[WHAT NEEDS TO BE DONE]: From the listing below, pick out each line with the word "Echo".

## BEGIN RECORD SET

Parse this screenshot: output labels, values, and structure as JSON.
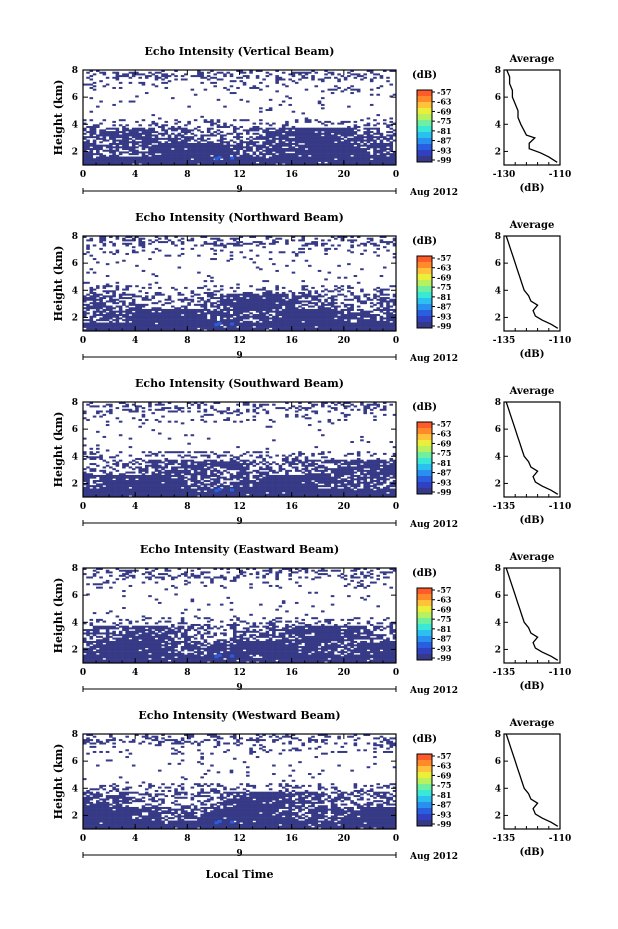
{
  "colorbar": {
    "unit": "(dB)",
    "ticks": [
      "-57",
      "-63",
      "-69",
      "-75",
      "-81",
      "-87",
      "-93",
      "-99"
    ],
    "colors": [
      "#ff5a2a",
      "#ff8a2a",
      "#ffc23a",
      "#eaf03a",
      "#b8f060",
      "#6ff0a0",
      "#3ae8d8",
      "#2ac0f0",
      "#2a90f0",
      "#2a5ee0",
      "#3040c0",
      "#363a86"
    ]
  },
  "fill_color": "#363a86",
  "x_ticks": [
    "0",
    "4",
    "8",
    "12",
    "16",
    "20",
    "0"
  ],
  "date_tick": "9",
  "month_label": "Aug 2012",
  "xlabel": "Local Time",
  "avg_title": "Average",
  "avg_unit": "(dB)",
  "chart_data": [
    {
      "type": "heatmap",
      "title": "Echo Intensity (Vertical Beam)",
      "ylabel": "Height (km)",
      "yticks": [
        "2",
        "4",
        "6",
        "8"
      ],
      "xlim": [
        0,
        24
      ],
      "ylim": [
        1,
        8
      ],
      "avg": {
        "xlim": [
          -130,
          -110
        ],
        "xticks": [
          "-130",
          "-110"
        ],
        "yticks": [
          "2",
          "4",
          "6",
          "8"
        ],
        "profile": [
          [
            -111,
            1.2
          ],
          [
            -114,
            1.6
          ],
          [
            -117,
            1.9
          ],
          [
            -121,
            2.2
          ],
          [
            -121,
            2.6
          ],
          [
            -119,
            3.0
          ],
          [
            -122,
            3.2
          ],
          [
            -123,
            3.6
          ],
          [
            -124,
            4.0
          ],
          [
            -125,
            4.5
          ],
          [
            -125,
            5.0
          ],
          [
            -126,
            5.5
          ],
          [
            -127,
            6.0
          ],
          [
            -127,
            6.5
          ],
          [
            -128,
            7.0
          ],
          [
            -128,
            7.5
          ],
          [
            -129,
            8.0
          ]
        ]
      }
    },
    {
      "type": "heatmap",
      "title": "Echo Intensity (Northward Beam)",
      "ylabel": "Height (km)",
      "yticks": [
        "2",
        "4",
        "6",
        "8"
      ],
      "xlim": [
        0,
        24
      ],
      "ylim": [
        1,
        8
      ],
      "avg": {
        "xlim": [
          -135,
          -110
        ],
        "xticks": [
          "-135",
          "-110"
        ],
        "yticks": [
          "2",
          "4",
          "6",
          "8"
        ],
        "profile": [
          [
            -111,
            1.2
          ],
          [
            -114,
            1.5
          ],
          [
            -118,
            1.8
          ],
          [
            -121,
            2.1
          ],
          [
            -122,
            2.5
          ],
          [
            -120,
            2.9
          ],
          [
            -123,
            3.2
          ],
          [
            -124,
            3.6
          ],
          [
            -126,
            4.0
          ],
          [
            -127,
            4.5
          ],
          [
            -128,
            5.0
          ],
          [
            -129,
            5.5
          ],
          [
            -130,
            6.0
          ],
          [
            -131,
            6.5
          ],
          [
            -132,
            7.0
          ],
          [
            -133,
            7.5
          ],
          [
            -134,
            8.0
          ]
        ]
      }
    },
    {
      "type": "heatmap",
      "title": "Echo Intensity (Southward Beam)",
      "ylabel": "Height (km)",
      "yticks": [
        "2",
        "4",
        "6",
        "8"
      ],
      "xlim": [
        0,
        24
      ],
      "ylim": [
        1,
        8
      ],
      "avg": {
        "xlim": [
          -135,
          -110
        ],
        "xticks": [
          "-135",
          "-110"
        ],
        "yticks": [
          "2",
          "4",
          "6",
          "8"
        ],
        "profile": [
          [
            -111,
            1.2
          ],
          [
            -114,
            1.5
          ],
          [
            -118,
            1.8
          ],
          [
            -121,
            2.1
          ],
          [
            -122,
            2.5
          ],
          [
            -120,
            2.9
          ],
          [
            -123,
            3.2
          ],
          [
            -124,
            3.6
          ],
          [
            -126,
            4.0
          ],
          [
            -127,
            4.5
          ],
          [
            -128,
            5.0
          ],
          [
            -129,
            5.5
          ],
          [
            -130,
            6.0
          ],
          [
            -131,
            6.5
          ],
          [
            -132,
            7.0
          ],
          [
            -133,
            7.5
          ],
          [
            -134,
            8.0
          ]
        ]
      }
    },
    {
      "type": "heatmap",
      "title": "Echo Intensity (Eastward Beam)",
      "ylabel": "Height (km)",
      "yticks": [
        "2",
        "4",
        "6",
        "8"
      ],
      "xlim": [
        0,
        24
      ],
      "ylim": [
        1,
        8
      ],
      "avg": {
        "xlim": [
          -135,
          -110
        ],
        "xticks": [
          "-135",
          "-110"
        ],
        "yticks": [
          "2",
          "4",
          "6",
          "8"
        ],
        "profile": [
          [
            -111,
            1.2
          ],
          [
            -114,
            1.5
          ],
          [
            -118,
            1.8
          ],
          [
            -121,
            2.1
          ],
          [
            -122,
            2.5
          ],
          [
            -120,
            2.9
          ],
          [
            -123,
            3.2
          ],
          [
            -124,
            3.6
          ],
          [
            -126,
            4.0
          ],
          [
            -127,
            4.5
          ],
          [
            -128,
            5.0
          ],
          [
            -129,
            5.5
          ],
          [
            -130,
            6.0
          ],
          [
            -131,
            6.5
          ],
          [
            -132,
            7.0
          ],
          [
            -133,
            7.5
          ],
          [
            -134,
            8.0
          ]
        ]
      }
    },
    {
      "type": "heatmap",
      "title": "Echo Intensity (Westward Beam)",
      "ylabel": "Height (km)",
      "yticks": [
        "2",
        "4",
        "6",
        "8"
      ],
      "xlim": [
        0,
        24
      ],
      "ylim": [
        1,
        8
      ],
      "avg": {
        "xlim": [
          -135,
          -110
        ],
        "xticks": [
          "-135",
          "-110"
        ],
        "yticks": [
          "2",
          "4",
          "6",
          "8"
        ],
        "profile": [
          [
            -111,
            1.2
          ],
          [
            -114,
            1.5
          ],
          [
            -118,
            1.8
          ],
          [
            -121,
            2.1
          ],
          [
            -122,
            2.5
          ],
          [
            -120,
            2.9
          ],
          [
            -123,
            3.2
          ],
          [
            -124,
            3.6
          ],
          [
            -126,
            4.0
          ],
          [
            -127,
            4.5
          ],
          [
            -128,
            5.0
          ],
          [
            -129,
            5.5
          ],
          [
            -130,
            6.0
          ],
          [
            -131,
            6.5
          ],
          [
            -132,
            7.0
          ],
          [
            -133,
            7.5
          ],
          [
            -134,
            8.0
          ]
        ]
      }
    }
  ]
}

## END RECORD SET

[TASK RESULT]:
      "title": "Echo Intensity (Vertical Beam)",
      "title": "Echo Intensity (Northward Beam)",
      "title": "Echo Intensity (Southward Beam)",
      "title": "Echo Intensity (Eastward Beam)",
      "title": "Echo Intensity (Westward Beam)",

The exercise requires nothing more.